## Extracted records

****

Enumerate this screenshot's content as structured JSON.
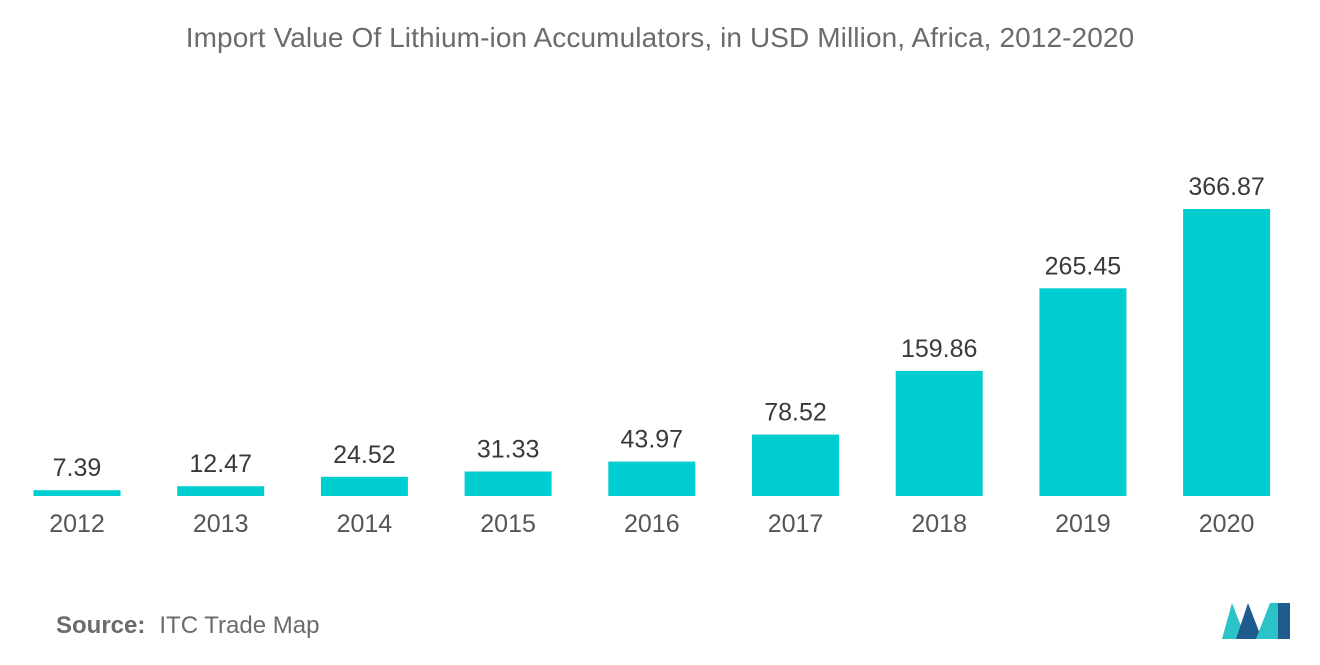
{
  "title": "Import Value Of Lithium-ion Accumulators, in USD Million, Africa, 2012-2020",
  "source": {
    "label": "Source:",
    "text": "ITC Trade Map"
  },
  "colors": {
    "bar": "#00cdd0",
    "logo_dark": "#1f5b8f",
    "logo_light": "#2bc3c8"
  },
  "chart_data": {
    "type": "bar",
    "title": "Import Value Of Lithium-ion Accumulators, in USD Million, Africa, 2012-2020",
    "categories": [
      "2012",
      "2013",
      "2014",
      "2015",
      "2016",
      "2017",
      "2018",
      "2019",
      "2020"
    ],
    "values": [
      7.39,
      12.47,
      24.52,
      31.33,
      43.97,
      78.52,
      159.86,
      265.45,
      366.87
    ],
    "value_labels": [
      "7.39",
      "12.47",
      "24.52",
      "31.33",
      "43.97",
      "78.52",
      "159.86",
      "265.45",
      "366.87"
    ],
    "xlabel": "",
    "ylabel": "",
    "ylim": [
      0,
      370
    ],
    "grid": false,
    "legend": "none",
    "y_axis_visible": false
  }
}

****

## Instructions to follow
Report the number of lines in the listing that include the string "title"; give nothing but the number.

## Correct response
2